DURCHZUFÜHRENDE AUFGABEN:
a) Beantworte zum Text über Mobbing und Lobing folgende Fragen:
(i) Welchen deutschen Ausdruck für Mobbing nennt der Text?
(ii) Wie heißt die Extremform des Lobings in der Fachliteratur?
(iii) Welche Bank leitete Dirk Jens Nonnenmacher laut dem Text früher?
b) Führe alle Personen auf, die im Text über Mobbing und Lobing mit vollem Namen genannt werden.

VORLIEGENDER TEXT:
___
Warum Mobbing völlig zu Unrecht unterschätzt wird.

Mobbing ist ein Begriff, der leider heutzutage nur noch negativ gebraucht wird. Dabei gibt es durchaus auch die guten Seiten des Mobbings, es muss nur richtig betrieben werden und sich gegen ausgemachte Arschlöcher richten. Wäre Adolf Hitler damals nicht von den Alliierten gemobbt worden, wer weiß, ob er sich selbst gerichtet hätte. Und wäre es nicht besser gewesen, wenn Josef Fritzl rechtzeitig gemobbt worden wäre, anstatt als geachtetes Gemeindemitglied zum Kinderquäler zu werden?

Der deutsche Ausdruck für Mobbing, "Rausekeln", sagt besser als sein englisches Synonym, worum es bei der Sache wirklich geht, nämlich ein Ekel aus einem Kreis herauszubefördern. Jede Hausfrau weiß, dass Mobben auch etwas Reinigendes hat, besonders wenn sie damit den Hausherrn aus ihrem Wirkungskreis in die Kneipe mobbt. Es wäre viel gewonnen, wenn es Pflicht für alle Arbeitgeber wäre, die Stelle eines Mobbingbeauftragten einzurichten, der den Beschäftigten helfen kann, richtig zu mobben. So weit sind wir leider noch lange nicht, doch im Schatten der Aufmerksamkeit des Mobbings ist ein anderes Übel herangewachsen: Das überzogene Loben eines unfähigen Kandidaten, kurz auch Lobing oder auch Schmeicheling genannt.

Die Extremform des Lobings wird in der Fachliteratur als Hochlobing bezeichnet und beschreibt deutlich die verhängnisvollen Folgen für das Lobingopfer. Dieses gerät durch das überzogene Lob in eine Position, die es nicht ausfüllen kann und an der das Opfer letztlich scheitern muss. Die Folgen sind bekannt: Überschätzte Außenminister werden in fremde Länder geschickt, nur damit sie hierzulande nicht in den Wahlkampf eingreifen. Oder ein als gottähnlich überschätzter argentinischer Nationaltrainer kann so lange bleiben, bis seine Mannschaft elegant von einer Jugendmannschaft 4:0 abgefiedelt worden ist.

Doch Lob allein reicht den Hochgelobten am Ende nicht. Ein notorisch überschätzter Banker wie der ehemalige HSH-Chef Dirk Jens Nonnenmacher wird sich nie damit abfinden, dass er einfach nur aus den Trümmern seiner zugrunde gerichteten Bank herausgelobt wird. Da muss schon eine millionenschwere Abfindung her. Vier Millionen Lobe in kleinen Scheinen.
___
Auszüge aus einem Layout-Annotationsdatensatz:
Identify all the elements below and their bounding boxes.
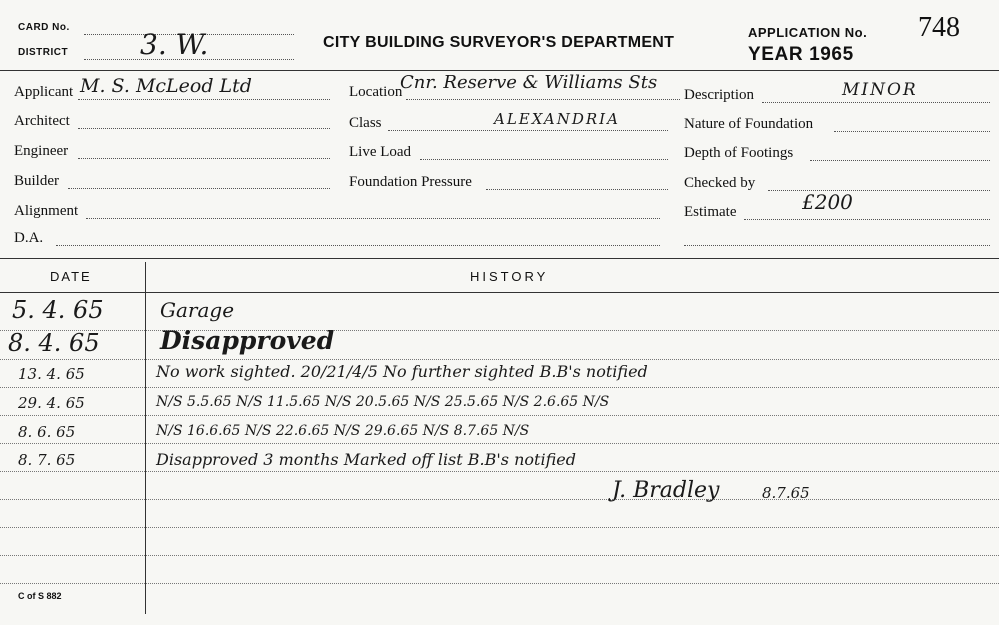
date-column-divider [145,262,146,614]
class-line [388,130,668,131]
application-number: 748 [918,12,960,43]
location-value: Cnr. Reserve & Williams Sts [400,72,658,93]
engineer-line [78,158,330,159]
history-header-divider [0,292,999,293]
inspector-signature: J. Bradley [612,478,720,503]
history-date: 8. 6. 65 [18,423,76,441]
row-rule [0,387,999,388]
signature-date: 8.7.65 [762,484,810,502]
card-no-label: CARD No. [18,22,70,33]
foundation-pressure-label: Foundation Pressure [349,174,472,190]
history-date: 5. 4. 65 [12,296,104,324]
history-entry: No work sighted. 20/21/4/5 No further sighted B.B's notified [156,362,648,381]
alignment-label: Alignment [14,203,79,219]
row-rule [0,499,999,500]
application-label: APPLICATION No. [748,25,868,40]
estimate-line [744,219,990,220]
liveload-label: Live Load [349,144,412,160]
architect-line [78,128,330,129]
history-entry: Garage [160,298,235,322]
depth-footings-line [810,160,990,161]
location-line [406,99,680,100]
nature-foundation-label: Nature of Foundation [684,116,814,132]
location-label: Location [349,84,403,100]
year-label: YEAR 1965 [748,44,854,65]
depth-footings-label: Depth of Footings [684,145,794,161]
estimate-value: £200 [802,190,853,214]
checked-by-label: Checked by [684,175,756,191]
builder-line [68,188,330,189]
district-value: 3. W. [140,28,209,61]
applicant-line [78,99,330,100]
history-date: 8. 7. 65 [18,451,76,469]
history-date: 29. 4. 65 [18,394,85,412]
header-divider [0,70,999,71]
extra-right-line [684,245,990,246]
da-label: D.A. [14,230,44,246]
da-line [56,245,660,246]
architect-label: Architect [14,113,70,129]
row-rule [0,330,999,331]
description-value: MINOR [842,80,918,100]
history-entry: N/S 5.5.65 N/S 11.5.65 N/S 20.5.65 N/S 25.5.65 N/S 2.6.65 N/S [156,394,610,410]
history-divider-top [0,258,999,259]
alignment-line [86,218,660,219]
row-rule [0,443,999,444]
history-date: 13. 4. 65 [18,365,85,383]
date-column-header: DATE [50,269,92,284]
form-code: C of S 882 [18,591,62,601]
class-value: ALEXANDRIA [494,110,620,128]
row-rule [0,583,999,584]
applicant-label: Applicant [14,84,74,100]
row-rule [0,555,999,556]
district-label: DISTRICT [18,47,69,58]
history-entry: N/S 16.6.65 N/S 22.6.65 N/S 29.6.65 N/S 8.7.65 N/S [156,423,530,439]
estimate-label: Estimate [684,204,737,220]
row-rule [0,527,999,528]
row-rule [0,359,999,360]
builder-label: Builder [14,173,59,189]
foundation-pressure-line [486,189,668,190]
engineer-label: Engineer [14,143,69,159]
department-title: CITY BUILDING SURVEYOR'S DEPARTMENT [323,34,675,51]
history-entry: Disapproved [160,326,335,355]
history-date: 8. 4. 65 [8,329,100,357]
row-rule [0,471,999,472]
row-rule [0,415,999,416]
applicant-value: M. S. McLeod Ltd [80,75,252,97]
description-line [762,102,990,103]
liveload-line [420,159,668,160]
description-label: Description [684,87,754,103]
nature-foundation-line [834,131,990,132]
class-label: Class [349,115,382,131]
history-entry: Disapproved 3 months Marked off list B.B's notified [156,450,576,469]
history-column-header: HISTORY [470,269,549,284]
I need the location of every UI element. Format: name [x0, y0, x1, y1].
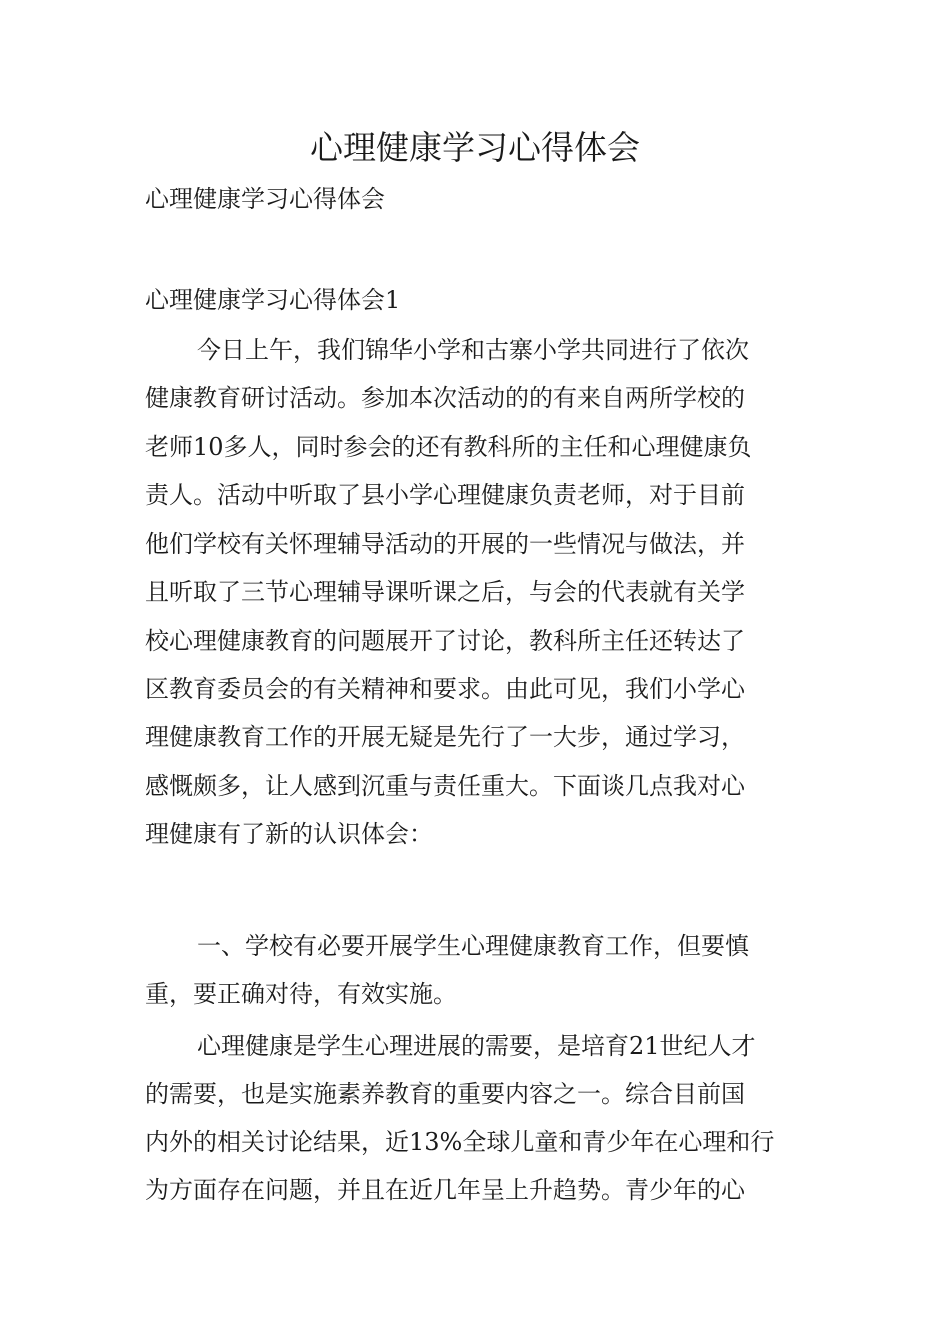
paragraph-2-line: 为方面存在问题，并且在近几年呈上升趋势。青少年的心	[145, 1176, 745, 1204]
paragraph-1-line: 区教育委员会的有关精神和要求。由此可见，我们小学心	[145, 675, 745, 703]
paragraph-1-line: 校心理健康教育的问题展开了讨论，教科所主任还转达了	[145, 627, 745, 655]
paragraph-1-line: 他们学校有关怀理辅导活动的开展的一些情况与做法，并	[145, 530, 745, 558]
paragraph-2-line: 内外的相关讨论结果，近13%全球儿童和青少年在心理和行	[145, 1128, 775, 1156]
document-title: 心理健康学习心得体会	[310, 128, 640, 167]
paragraph-1-line: 今日上午，我们锦华小学和古寨小学共同进行了依次	[197, 336, 749, 364]
paragraph-2-line: 的需要，也是实施素养教育的重要内容之一。综合目前国	[145, 1080, 745, 1108]
paragraph-1-line: 感慨颇多，让人感到沉重与责任重大。下面谈几点我对心	[145, 772, 745, 800]
paragraph-1-line: 健康教育研讨活动。参加本次活动的的有来自两所学校的	[145, 384, 745, 412]
paragraph-1-line: 且听取了三节心理辅导课听课之后，与会的代表就有关学	[145, 578, 745, 606]
point-1-line: 一、学校有必要开展学生心理健康教育工作，但要慎	[197, 932, 749, 960]
paragraph-1-line: 理健康有了新的认识体会：	[145, 820, 433, 848]
paragraph-1-line: 理健康教育工作的开展无疑是先行了一大步，通过学习，	[145, 723, 745, 751]
paragraph-1-line: 责人。活动中听取了县小学心理健康负责老师，对于目前	[145, 481, 745, 509]
paragraph-1-line: 老师10多人，同时参会的还有教科所的主任和心理健康负	[145, 433, 752, 461]
point-1-line: 重，要正确对待，有效实施。	[145, 980, 457, 1008]
document-subtitle: 心理健康学习心得体会	[145, 185, 385, 213]
section-heading: 心理健康学习心得体会1	[145, 286, 401, 314]
paragraph-2-line: 心理健康是学生心理进展的需要，是培育21世纪人才	[197, 1032, 756, 1060]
___
LÖSUNGEN IN REIHENFOLGE:
a)
(i) „Rausekeln“
(ii) Hochlobing
(iii) die HSH

b) Adolf Hitler, Josef Fritzl, Dirk Jens Nonnenmacher